◆ TASK ◆
Repeat all of the material below exactly as written, images excluded.

◆ PROVIDED ENTRIES ◆
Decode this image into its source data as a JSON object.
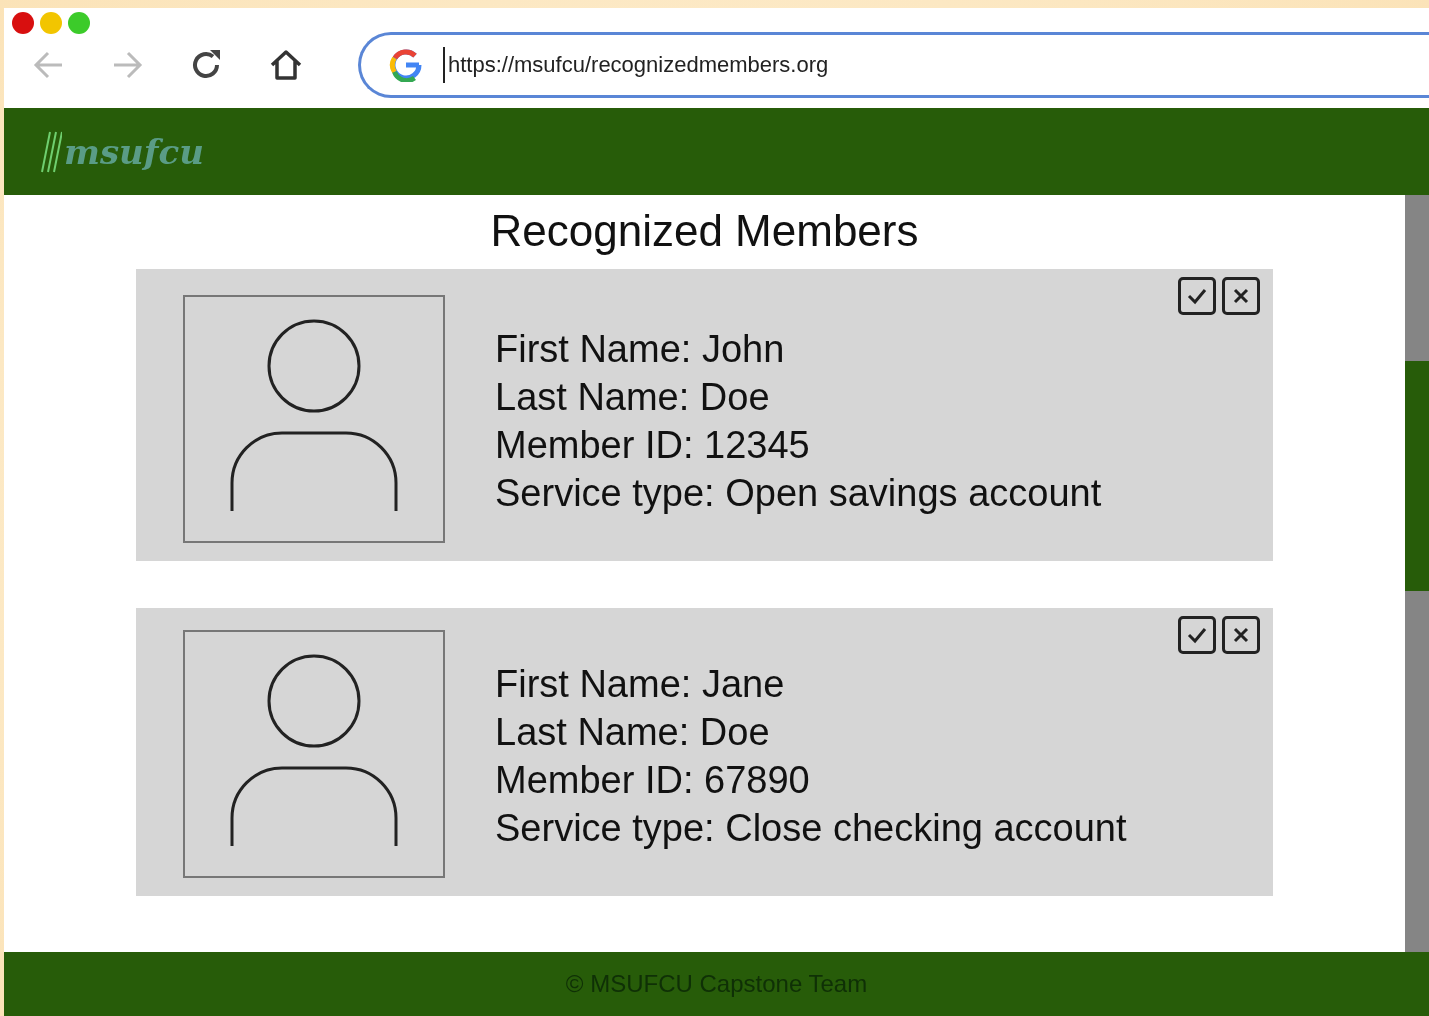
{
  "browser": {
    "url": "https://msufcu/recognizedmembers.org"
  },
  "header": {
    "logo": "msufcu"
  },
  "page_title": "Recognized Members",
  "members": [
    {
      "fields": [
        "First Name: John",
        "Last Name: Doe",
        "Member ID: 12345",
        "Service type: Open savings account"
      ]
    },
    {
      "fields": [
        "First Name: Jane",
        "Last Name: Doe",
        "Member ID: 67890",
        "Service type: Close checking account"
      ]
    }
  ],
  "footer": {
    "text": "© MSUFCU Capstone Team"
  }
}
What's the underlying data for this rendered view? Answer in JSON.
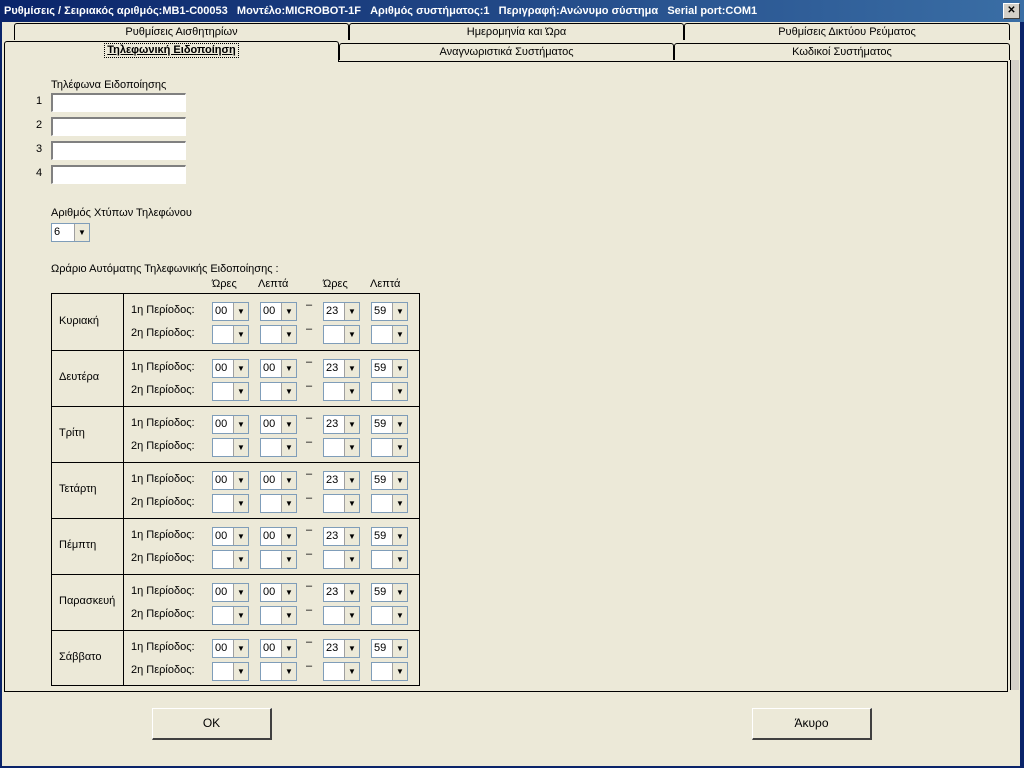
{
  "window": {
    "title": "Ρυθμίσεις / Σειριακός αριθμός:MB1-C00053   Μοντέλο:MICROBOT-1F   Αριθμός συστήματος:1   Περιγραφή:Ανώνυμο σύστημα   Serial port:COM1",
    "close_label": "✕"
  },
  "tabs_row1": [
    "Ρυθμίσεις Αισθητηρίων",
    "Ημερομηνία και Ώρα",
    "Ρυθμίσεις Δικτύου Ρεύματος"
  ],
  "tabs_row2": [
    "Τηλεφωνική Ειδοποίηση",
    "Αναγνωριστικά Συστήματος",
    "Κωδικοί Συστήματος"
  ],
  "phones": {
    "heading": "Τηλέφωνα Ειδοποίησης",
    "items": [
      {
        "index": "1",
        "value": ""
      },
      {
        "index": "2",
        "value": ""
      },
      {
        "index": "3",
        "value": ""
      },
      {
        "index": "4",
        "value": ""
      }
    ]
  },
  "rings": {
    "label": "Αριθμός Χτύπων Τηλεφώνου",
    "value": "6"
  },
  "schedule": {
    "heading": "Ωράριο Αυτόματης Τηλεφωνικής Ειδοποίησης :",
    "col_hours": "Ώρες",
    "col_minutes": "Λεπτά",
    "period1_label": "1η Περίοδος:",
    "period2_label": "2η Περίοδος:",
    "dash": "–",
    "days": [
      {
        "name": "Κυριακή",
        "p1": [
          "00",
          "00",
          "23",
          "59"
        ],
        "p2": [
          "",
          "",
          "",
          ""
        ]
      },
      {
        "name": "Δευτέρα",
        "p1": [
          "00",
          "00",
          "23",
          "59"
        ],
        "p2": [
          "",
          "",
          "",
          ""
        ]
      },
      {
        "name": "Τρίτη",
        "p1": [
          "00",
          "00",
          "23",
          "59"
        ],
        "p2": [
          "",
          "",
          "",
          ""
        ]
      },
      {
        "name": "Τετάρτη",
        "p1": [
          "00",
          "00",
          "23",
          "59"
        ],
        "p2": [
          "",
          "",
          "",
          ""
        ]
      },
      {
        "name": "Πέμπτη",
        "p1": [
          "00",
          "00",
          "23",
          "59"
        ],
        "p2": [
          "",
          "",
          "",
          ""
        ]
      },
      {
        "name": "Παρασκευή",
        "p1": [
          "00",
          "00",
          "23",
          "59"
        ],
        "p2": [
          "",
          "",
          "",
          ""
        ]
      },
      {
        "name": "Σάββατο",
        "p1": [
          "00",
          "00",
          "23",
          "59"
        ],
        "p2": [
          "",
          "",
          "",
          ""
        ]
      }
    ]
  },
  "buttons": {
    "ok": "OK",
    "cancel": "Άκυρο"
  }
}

◆ SOLUTION TO THIS TASK ◆
Decode this image into its source data as a JSON object.
{
  "browser": {
    "url": "https://msufcu/recognizedmembers.org"
  },
  "header": {
    "logo": "msufcu"
  },
  "page_title": "Recognized Members",
  "members": [
    {
      "fields": [
        "First Name: John",
        "Last Name: Doe",
        "Member ID: 12345",
        "Service type: Open savings account"
      ]
    },
    {
      "fields": [
        "First Name: Jane",
        "Last Name: Doe",
        "Member ID: 67890",
        "Service type: Close checking account"
      ]
    }
  ],
  "footer": {
    "text": "© MSUFCU Capstone Team"
  }
}
What's the underlying data for this rendered view? Answer in JSON.
{
  "window": {
    "title": "Ρυθμίσεις / Σειριακός αριθμός:MB1-C00053   Μοντέλο:MICROBOT-1F   Αριθμός συστήματος:1   Περιγραφή:Ανώνυμο σύστημα   Serial port:COM1",
    "close_label": "✕"
  },
  "tabs_row1": [
    "Ρυθμίσεις Αισθητηρίων",
    "Ημερομηνία και Ώρα",
    "Ρυθμίσεις Δικτύου Ρεύματος"
  ],
  "tabs_row2": [
    "Τηλεφωνική Ειδοποίηση",
    "Αναγνωριστικά Συστήματος",
    "Κωδικοί Συστήματος"
  ],
  "phones": {
    "heading": "Τηλέφωνα Ειδοποίησης",
    "items": [
      {
        "index": "1",
        "value": ""
      },
      {
        "index": "2",
        "value": ""
      },
      {
        "index": "3",
        "value": ""
      },
      {
        "index": "4",
        "value": ""
      }
    ]
  },
  "rings": {
    "label": "Αριθμός Χτύπων Τηλεφώνου",
    "value": "6"
  },
  "schedule": {
    "heading": "Ωράριο Αυτόματης Τηλεφωνικής Ειδοποίησης :",
    "col_hours": "Ώρες",
    "col_minutes": "Λεπτά",
    "period1_label": "1η Περίοδος:",
    "period2_label": "2η Περίοδος:",
    "dash": "–",
    "days": [
      {
        "name": "Κυριακή",
        "p1": [
          "00",
          "00",
          "23",
          "59"
        ],
        "p2": [
          "",
          "",
          "",
          ""
        ]
      },
      {
        "name": "Δευτέρα",
        "p1": [
          "00",
          "00",
          "23",
          "59"
        ],
        "p2": [
          "",
          "",
          "",
          ""
        ]
      },
      {
        "name": "Τρίτη",
        "p1": [
          "00",
          "00",
          "23",
          "59"
        ],
        "p2": [
          "",
          "",
          "",
          ""
        ]
      },
      {
        "name": "Τετάρτη",
        "p1": [
          "00",
          "00",
          "23",
          "59"
        ],
        "p2": [
          "",
          "",
          "",
          ""
        ]
      },
      {
        "name": "Πέμπτη",
        "p1": [
          "00",
          "00",
          "23",
          "59"
        ],
        "p2": [
          "",
          "",
          "",
          ""
        ]
      },
      {
        "name": "Παρασκευή",
        "p1": [
          "00",
          "00",
          "23",
          "59"
        ],
        "p2": [
          "",
          "",
          "",
          ""
        ]
      },
      {
        "name": "Σάββατο",
        "p1": [
          "00",
          "00",
          "23",
          "59"
        ],
        "p2": [
          "",
          "",
          "",
          ""
        ]
      }
    ]
  },
  "buttons": {
    "ok": "OK",
    "cancel": "Άκυρο"
  }
}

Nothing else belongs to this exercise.